[Collected data entries]
* * * * *

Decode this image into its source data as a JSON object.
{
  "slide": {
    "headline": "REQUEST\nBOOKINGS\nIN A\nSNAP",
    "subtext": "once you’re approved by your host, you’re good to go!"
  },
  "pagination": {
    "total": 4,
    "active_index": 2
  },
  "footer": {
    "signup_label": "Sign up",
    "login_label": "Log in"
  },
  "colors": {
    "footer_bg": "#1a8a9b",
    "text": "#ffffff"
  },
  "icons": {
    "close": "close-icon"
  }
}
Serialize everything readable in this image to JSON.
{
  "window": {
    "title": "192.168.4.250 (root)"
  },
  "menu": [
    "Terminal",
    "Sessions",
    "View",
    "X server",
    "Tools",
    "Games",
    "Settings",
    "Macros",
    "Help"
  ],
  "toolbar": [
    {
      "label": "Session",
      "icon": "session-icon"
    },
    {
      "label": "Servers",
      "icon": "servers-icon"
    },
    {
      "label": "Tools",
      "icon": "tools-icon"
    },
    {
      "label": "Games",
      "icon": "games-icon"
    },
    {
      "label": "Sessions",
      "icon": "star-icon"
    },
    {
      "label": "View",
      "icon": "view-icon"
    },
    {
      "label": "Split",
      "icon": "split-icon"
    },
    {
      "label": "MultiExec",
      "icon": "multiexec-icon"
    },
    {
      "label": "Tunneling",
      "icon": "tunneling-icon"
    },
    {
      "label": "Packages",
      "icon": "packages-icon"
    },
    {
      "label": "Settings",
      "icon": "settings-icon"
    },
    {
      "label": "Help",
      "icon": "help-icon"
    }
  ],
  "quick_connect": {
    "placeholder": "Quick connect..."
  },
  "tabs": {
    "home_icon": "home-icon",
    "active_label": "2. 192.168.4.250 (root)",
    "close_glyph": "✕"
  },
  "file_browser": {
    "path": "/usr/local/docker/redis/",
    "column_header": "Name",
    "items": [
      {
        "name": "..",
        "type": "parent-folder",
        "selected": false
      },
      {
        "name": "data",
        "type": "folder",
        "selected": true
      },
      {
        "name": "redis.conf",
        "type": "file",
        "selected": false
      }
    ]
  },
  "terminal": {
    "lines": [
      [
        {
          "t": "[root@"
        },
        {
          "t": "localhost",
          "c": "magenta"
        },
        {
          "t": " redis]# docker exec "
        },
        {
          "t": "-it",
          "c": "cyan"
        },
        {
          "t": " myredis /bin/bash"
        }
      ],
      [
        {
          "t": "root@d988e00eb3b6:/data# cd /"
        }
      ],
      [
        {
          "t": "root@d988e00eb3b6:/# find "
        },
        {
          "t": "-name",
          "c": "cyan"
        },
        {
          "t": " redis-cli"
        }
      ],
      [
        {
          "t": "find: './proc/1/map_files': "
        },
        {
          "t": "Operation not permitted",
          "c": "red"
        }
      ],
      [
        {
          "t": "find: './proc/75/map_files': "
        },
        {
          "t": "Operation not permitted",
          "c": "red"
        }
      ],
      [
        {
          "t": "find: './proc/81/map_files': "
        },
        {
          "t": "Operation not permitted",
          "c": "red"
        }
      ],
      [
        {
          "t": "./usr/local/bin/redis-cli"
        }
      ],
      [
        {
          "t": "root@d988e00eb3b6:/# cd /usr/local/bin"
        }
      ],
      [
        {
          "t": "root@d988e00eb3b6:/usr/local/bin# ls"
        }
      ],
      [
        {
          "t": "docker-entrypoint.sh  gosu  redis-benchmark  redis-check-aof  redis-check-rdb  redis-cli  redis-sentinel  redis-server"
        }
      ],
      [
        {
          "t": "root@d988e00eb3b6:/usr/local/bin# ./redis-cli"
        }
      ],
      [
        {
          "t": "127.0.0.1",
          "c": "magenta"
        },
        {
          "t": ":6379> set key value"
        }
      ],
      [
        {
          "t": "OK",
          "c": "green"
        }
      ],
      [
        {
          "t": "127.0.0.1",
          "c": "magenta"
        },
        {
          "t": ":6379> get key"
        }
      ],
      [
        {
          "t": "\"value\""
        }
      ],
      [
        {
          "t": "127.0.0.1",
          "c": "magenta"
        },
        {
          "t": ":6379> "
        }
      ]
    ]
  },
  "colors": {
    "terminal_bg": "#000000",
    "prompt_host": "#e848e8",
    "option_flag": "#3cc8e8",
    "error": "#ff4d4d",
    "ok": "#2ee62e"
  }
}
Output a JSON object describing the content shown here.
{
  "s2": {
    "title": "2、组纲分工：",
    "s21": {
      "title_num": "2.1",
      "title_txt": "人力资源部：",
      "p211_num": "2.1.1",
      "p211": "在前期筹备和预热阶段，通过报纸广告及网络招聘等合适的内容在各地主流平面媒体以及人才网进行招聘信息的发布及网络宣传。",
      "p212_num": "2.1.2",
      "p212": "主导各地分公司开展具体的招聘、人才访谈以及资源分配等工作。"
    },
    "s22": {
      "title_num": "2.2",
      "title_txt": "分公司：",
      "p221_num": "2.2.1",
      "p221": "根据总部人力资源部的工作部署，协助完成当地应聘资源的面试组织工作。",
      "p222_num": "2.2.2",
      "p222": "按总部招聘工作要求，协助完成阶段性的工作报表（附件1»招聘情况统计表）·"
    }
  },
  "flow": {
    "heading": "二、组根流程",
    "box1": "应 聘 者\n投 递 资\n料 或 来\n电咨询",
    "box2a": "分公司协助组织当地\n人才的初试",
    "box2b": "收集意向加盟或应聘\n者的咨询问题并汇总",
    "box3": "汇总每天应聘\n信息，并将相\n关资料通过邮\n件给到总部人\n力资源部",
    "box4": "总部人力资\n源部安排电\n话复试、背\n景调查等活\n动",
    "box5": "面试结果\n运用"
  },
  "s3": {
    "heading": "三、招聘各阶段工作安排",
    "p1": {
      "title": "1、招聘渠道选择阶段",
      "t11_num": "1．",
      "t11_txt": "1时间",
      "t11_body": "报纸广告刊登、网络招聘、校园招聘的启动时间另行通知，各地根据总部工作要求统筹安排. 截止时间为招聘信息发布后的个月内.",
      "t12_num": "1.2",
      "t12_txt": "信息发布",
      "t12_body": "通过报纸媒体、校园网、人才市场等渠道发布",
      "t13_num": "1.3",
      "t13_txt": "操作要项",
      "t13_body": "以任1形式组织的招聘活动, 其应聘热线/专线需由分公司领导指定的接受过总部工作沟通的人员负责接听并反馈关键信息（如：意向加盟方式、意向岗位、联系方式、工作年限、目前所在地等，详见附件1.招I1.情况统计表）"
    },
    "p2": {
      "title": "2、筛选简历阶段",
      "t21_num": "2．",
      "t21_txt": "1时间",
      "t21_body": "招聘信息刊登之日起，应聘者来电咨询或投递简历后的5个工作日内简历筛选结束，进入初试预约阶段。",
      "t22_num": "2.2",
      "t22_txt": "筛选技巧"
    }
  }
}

* * * * *

Stated goal:
All of the lines above need to be given again exactly.

Result:
Decode this image into its source data as a JSON object.
{
  "slide": {
    "headline": "REQUEST\nBOOKINGS\nIN A\nSNAP",
    "subtext": "once you’re approved by your host, you’re good to go!"
  },
  "pagination": {
    "total": 4,
    "active_index": 2
  },
  "footer": {
    "signup_label": "Sign up",
    "login_label": "Log in"
  },
  "colors": {
    "footer_bg": "#1a8a9b",
    "text": "#ffffff"
  },
  "icons": {
    "close": "close-icon"
  }
}
Serialize everything readable in this image to JSON.
{
  "window": {
    "title": "192.168.4.250 (root)"
  },
  "menu": [
    "Terminal",
    "Sessions",
    "View",
    "X server",
    "Tools",
    "Games",
    "Settings",
    "Macros",
    "Help"
  ],
  "toolbar": [
    {
      "label": "Session",
      "icon": "session-icon"
    },
    {
      "label": "Servers",
      "icon": "servers-icon"
    },
    {
      "label": "Tools",
      "icon": "tools-icon"
    },
    {
      "label": "Games",
      "icon": "games-icon"
    },
    {
      "label": "Sessions",
      "icon": "star-icon"
    },
    {
      "label": "View",
      "icon": "view-icon"
    },
    {
      "label": "Split",
      "icon": "split-icon"
    },
    {
      "label": "MultiExec",
      "icon": "multiexec-icon"
    },
    {
      "label": "Tunneling",
      "icon": "tunneling-icon"
    },
    {
      "label": "Packages",
      "icon": "packages-icon"
    },
    {
      "label": "Settings",
      "icon": "settings-icon"
    },
    {
      "label": "Help",
      "icon": "help-icon"
    }
  ],
  "quick_connect": {
    "placeholder": "Quick connect..."
  },
  "tabs": {
    "home_icon": "home-icon",
    "active_label": "2. 192.168.4.250 (root)",
    "close_glyph": "✕"
  },
  "file_browser": {
    "path": "/usr/local/docker/redis/",
    "column_header": "Name",
    "items": [
      {
        "name": "..",
        "type": "parent-folder",
        "selected": false
      },
      {
        "name": "data",
        "type": "folder",
        "selected": true
      },
      {
        "name": "redis.conf",
        "type": "file",
        "selected": false
      }
    ]
  },
  "terminal": {
    "lines": [
      [
        {
          "t": "[root@"
        },
        {
          "t": "localhost",
          "c": "magenta"
        },
        {
          "t": " redis]# docker exec "
        },
        {
          "t": "-it",
          "c": "cyan"
        },
        {
          "t": " myredis /bin/bash"
        }
      ],
      [
        {
          "t": "root@d988e00eb3b6:/data# cd /"
        }
      ],
      [
        {
          "t": "root@d988e00eb3b6:/# find "
        },
        {
          "t": "-name",
          "c": "cyan"
        },
        {
          "t": " redis-cli"
        }
      ],
      [
        {
          "t": "find: './proc/1/map_files': "
        },
        {
          "t": "Operation not permitted",
          "c": "red"
        }
      ],
      [
        {
          "t": "find: './proc/75/map_files': "
        },
        {
          "t": "Operation not permitted",
          "c": "red"
        }
      ],
      [
        {
          "t": "find: './proc/81/map_files': "
        },
        {
          "t": "Operation not permitted",
          "c": "red"
        }
      ],
      [
        {
          "t": "./usr/local/bin/redis-cli"
        }
      ],
      [
        {
          "t": "root@d988e00eb3b6:/# cd /usr/local/bin"
        }
      ],
      [
        {
          "t": "root@d988e00eb3b6:/usr/local/bin# ls"
        }
      ],
      [
        {
          "t": "docker-entrypoint.sh  gosu  redis-benchmark  redis-check-aof  redis-check-rdb  redis-cli  redis-sentinel  redis-server"
        }
      ],
      [
        {
          "t": "root@d988e00eb3b6:/usr/local/bin# ./redis-cli"
        }
      ],
      [
        {
          "t": "127.0.0.1",
          "c": "magenta"
        },
        {
          "t": ":6379> set key value"
        }
      ],
      [
        {
          "t": "OK",
          "c": "green"
        }
      ],
      [
        {
          "t": "127.0.0.1",
          "c": "magenta"
        },
        {
          "t": ":6379> get key"
        }
      ],
      [
        {
          "t": "\"value\""
        }
      ],
      [
        {
          "t": "127.0.0.1",
          "c": "magenta"
        },
        {
          "t": ":6379> "
        }
      ]
    ]
  },
  "colors": {
    "terminal_bg": "#000000",
    "prompt_host": "#e848e8",
    "option_flag": "#3cc8e8",
    "error": "#ff4d4d",
    "ok": "#2ee62e"
  }
}
Output a JSON object describing the content shown here.
{
  "s2": {
    "title": "2、组纲分工：",
    "s21": {
      "title_num": "2.1",
      "title_txt": "人力资源部：",
      "p211_num": "2.1.1",
      "p211": "在前期筹备和预热阶段，通过报纸广告及网络招聘等合适的内容在各地主流平面媒体以及人才网进行招聘信息的发布及网络宣传。",
      "p212_num": "2.1.2",
      "p212": "主导各地分公司开展具体的招聘、人才访谈以及资源分配等工作。"
    },
    "s22": {
      "title_num": "2.2",
      "title_txt": "分公司：",
      "p221_num": "2.2.1",
      "p221": "根据总部人力资源部的工作部署，协助完成当地应聘资源的面试组织工作。",
      "p222_num": "2.2.2",
      "p222": "按总部招聘工作要求，协助完成阶段性的工作报表（附件1»招聘情况统计表）·"
    }
  },
  "flow": {
    "heading": "二、组根流程",
    "box1": "应 聘 者\n投 递 资\n料 或 来\n电咨询",
    "box2a": "分公司协助组织当地\n人才的初试",
    "box2b": "收集意向加盟或应聘\n者的咨询问题并汇总",
    "box3": "汇总每天应聘\n信息，并将相\n关资料通过邮\n件给到总部人\n力资源部",
    "box4": "总部人力资\n源部安排电\n话复试、背\n景调查等活\n动",
    "box5": "面试结果\n运用"
  },
  "s3": {
    "heading": "三、招聘各阶段工作安排",
    "p1": {
      "title": "1、招聘渠道选择阶段",
      "t11_num": "1．",
      "t11_txt": "1时间",
      "t11_body": "报纸广告刊登、网络招聘、校园招聘的启动时间另行通知，各地根据总部工作要求统筹安排. 截止时间为招聘信息发布后的个月内.",
      "t12_num": "1.2",
      "t12_txt": "信息发布",
      "t12_body": "通过报纸媒体、校园网、人才市场等渠道发布",
      "t13_num": "1.3",
      "t13_txt": "操作要项",
      "t13_body": "以任1形式组织的招聘活动, 其应聘热线/专线需由分公司领导指定的接受过总部工作沟通的人员负责接听并反馈关键信息（如：意向加盟方式、意向岗位、联系方式、工作年限、目前所在地等，详见附件1.招I1.情况统计表）"
    },
    "p2": {
      "title": "2、筛选简历阶段",
      "t21_num": "2．",
      "t21_txt": "1时间",
      "t21_body": "招聘信息刊登之日起，应聘者来电咨询或投递简历后的5个工作日内简历筛选结束，进入初试预约阶段。",
      "t22_num": "2.2",
      "t22_txt": "筛选技巧"
    }
  }
}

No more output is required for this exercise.